■ **SUPPLIED INFORMATION**
--- start ---
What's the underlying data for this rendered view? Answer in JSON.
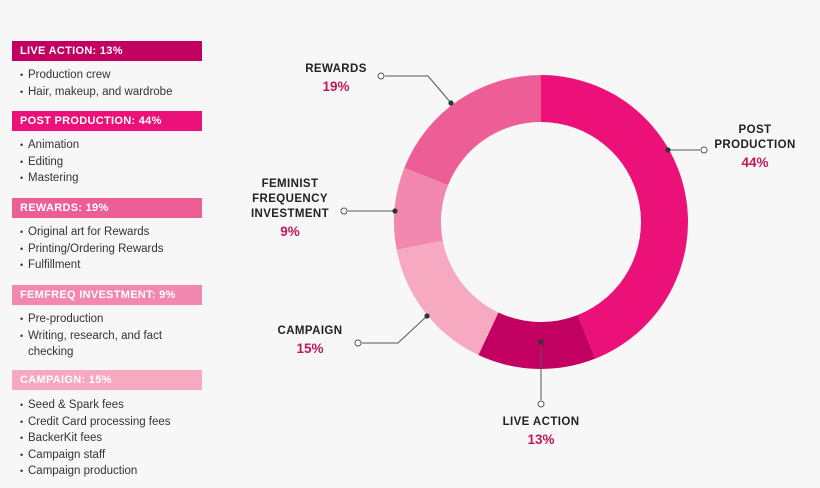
{
  "legend": {
    "categories": [
      {
        "title": "LIVE ACTION: 13%",
        "items": [
          "Production crew",
          "Hair, makeup, and wardrobe"
        ]
      },
      {
        "title": "POST PRODUCTION: 44%",
        "items": [
          "Animation",
          "Editing",
          "Mastering"
        ]
      },
      {
        "title": "REWARDS: 19%",
        "items": [
          "Original art for Rewards",
          "Printing/Ordering Rewards",
          "Fulfillment"
        ]
      },
      {
        "title": "FEMFREQ INVESTMENT: 9%",
        "items": [
          "Pre-production",
          "Writing, research, and fact checking"
        ]
      },
      {
        "title": "CAMPAIGN: 15%",
        "items": [
          "Seed & Spark fees",
          "Credit Card processing fees",
          "BackerKit fees",
          "Campaign staff",
          "Campaign production"
        ]
      }
    ]
  },
  "chart_data": {
    "type": "pie",
    "variant": "donut",
    "title": "",
    "start": "top, clockwise",
    "slices": [
      {
        "name_lines": [
          "POST",
          "PRODUCTION"
        ],
        "pct_label": "44%",
        "value": 44,
        "color": "#ec1079"
      },
      {
        "name_lines": [
          "LIVE ACTION"
        ],
        "pct_label": "13%",
        "value": 13,
        "color": "#c10062"
      },
      {
        "name_lines": [
          "CAMPAIGN"
        ],
        "pct_label": "15%",
        "value": 15,
        "color": "#f6a9c0"
      },
      {
        "name_lines": [
          "FEMINIST",
          "FREQUENCY",
          "INVESTMENT"
        ],
        "pct_label": "9%",
        "value": 9,
        "color": "#f288ad"
      },
      {
        "name_lines": [
          "REWARDS"
        ],
        "pct_label": "19%",
        "value": 19,
        "color": "#ee5e96"
      }
    ],
    "legend_colors": [
      "#c10062",
      "#ec1079",
      "#ee5e96",
      "#f288ad",
      "#f6a9c0"
    ]
  }
}
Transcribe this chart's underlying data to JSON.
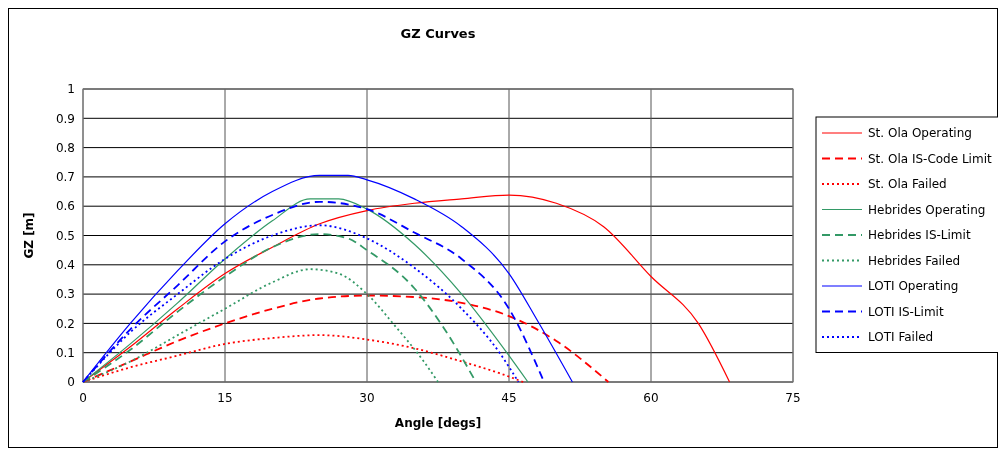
{
  "chart_data": {
    "type": "line",
    "title": "GZ Curves",
    "xlabel": "Angle [degs]",
    "ylabel": "GZ [m]",
    "xlim": [
      0,
      75
    ],
    "xticks": [
      0,
      15,
      30,
      45,
      60,
      75
    ],
    "ylim": [
      0,
      1
    ],
    "yticks": [
      0,
      0.1,
      0.2,
      0.3,
      0.4,
      0.5,
      0.6,
      0.7,
      0.8,
      0.9,
      1
    ],
    "grid": true,
    "legend": "right",
    "marker": "none",
    "series": [
      {
        "name": "St. Ola Operating",
        "color": "#ff0000",
        "line_style": "solid",
        "x": [
          0,
          5,
          10,
          15,
          20,
          25,
          30,
          35,
          40,
          45,
          50,
          55,
          60,
          65,
          68.3
        ],
        "values": [
          0,
          0.12,
          0.25,
          0.37,
          0.46,
          0.54,
          0.585,
          0.61,
          0.625,
          0.638,
          0.61,
          0.53,
          0.36,
          0.2,
          0
        ]
      },
      {
        "name": "St. Ola IS-Code Limit",
        "color": "#ff0000",
        "line_style": "dashed",
        "x": [
          0,
          5,
          10,
          15,
          20,
          25,
          30,
          35,
          40,
          45,
          50,
          55.5
        ],
        "values": [
          0,
          0.07,
          0.14,
          0.2,
          0.25,
          0.285,
          0.295,
          0.29,
          0.27,
          0.225,
          0.14,
          0
        ]
      },
      {
        "name": "St. Ola Failed",
        "color": "#ff0000",
        "line_style": "dotted",
        "x": [
          0,
          5,
          10,
          15,
          20,
          25,
          30,
          35,
          40,
          44,
          46.5
        ],
        "values": [
          0,
          0.05,
          0.09,
          0.13,
          0.15,
          0.16,
          0.145,
          0.115,
          0.07,
          0.03,
          0
        ]
      },
      {
        "name": "Hebrides Operating",
        "color": "#339966",
        "line_style": "solid",
        "x": [
          0,
          5,
          10,
          15,
          20,
          24,
          27,
          30,
          35,
          40,
          45,
          47
        ],
        "values": [
          0,
          0.13,
          0.27,
          0.42,
          0.55,
          0.625,
          0.625,
          0.59,
          0.47,
          0.3,
          0.09,
          0
        ]
      },
      {
        "name": "Hebrides IS-Limit",
        "color": "#339966",
        "line_style": "dashed",
        "x": [
          0,
          5,
          10,
          15,
          20,
          25,
          28,
          30,
          35,
          38,
          41.5
        ],
        "values": [
          0,
          0.11,
          0.24,
          0.36,
          0.46,
          0.505,
          0.49,
          0.45,
          0.32,
          0.19,
          0
        ]
      },
      {
        "name": "Hebrides Failed",
        "color": "#339966",
        "line_style": "dotted",
        "x": [
          0,
          5,
          10,
          15,
          20,
          24,
          27,
          30,
          33,
          36,
          37.5
        ],
        "values": [
          0,
          0.07,
          0.16,
          0.25,
          0.34,
          0.385,
          0.37,
          0.3,
          0.19,
          0.07,
          0
        ]
      },
      {
        "name": "LOTI Operating",
        "color": "#0000ff",
        "line_style": "solid",
        "x": [
          0,
          5,
          10,
          15,
          20,
          25,
          28,
          30,
          35,
          40,
          45,
          48,
          51.7
        ],
        "values": [
          0,
          0.2,
          0.38,
          0.54,
          0.65,
          0.705,
          0.705,
          0.69,
          0.625,
          0.53,
          0.37,
          0.21,
          0
        ]
      },
      {
        "name": "LOTI IS-Limit",
        "color": "#0000ff",
        "line_style": "dashed",
        "x": [
          0,
          5,
          10,
          15,
          20,
          25,
          30,
          35,
          40,
          45,
          48.7
        ],
        "values": [
          0,
          0.18,
          0.33,
          0.48,
          0.57,
          0.615,
          0.59,
          0.51,
          0.42,
          0.25,
          0
        ]
      },
      {
        "name": "LOTI Failed",
        "color": "#0000ff",
        "line_style": "dotted",
        "x": [
          0,
          5,
          10,
          15,
          20,
          25,
          30,
          35,
          40,
          44,
          46
        ],
        "values": [
          0,
          0.17,
          0.3,
          0.42,
          0.5,
          0.535,
          0.49,
          0.39,
          0.25,
          0.1,
          0
        ]
      }
    ]
  }
}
--- end ---
Each line with the string "title" in it needs to be found and copied.

■ **WRITTEN ANSWER**
        "title": "LIVE ACTION: 13%",
        "title": "POST PRODUCTION: 44%",
        "title": "REWARDS: 19%",
        "title": "FEMFREQ INVESTMENT: 9%",
        "title": "CAMPAIGN: 15%",
    "title": "",
    "title": "GZ Curves",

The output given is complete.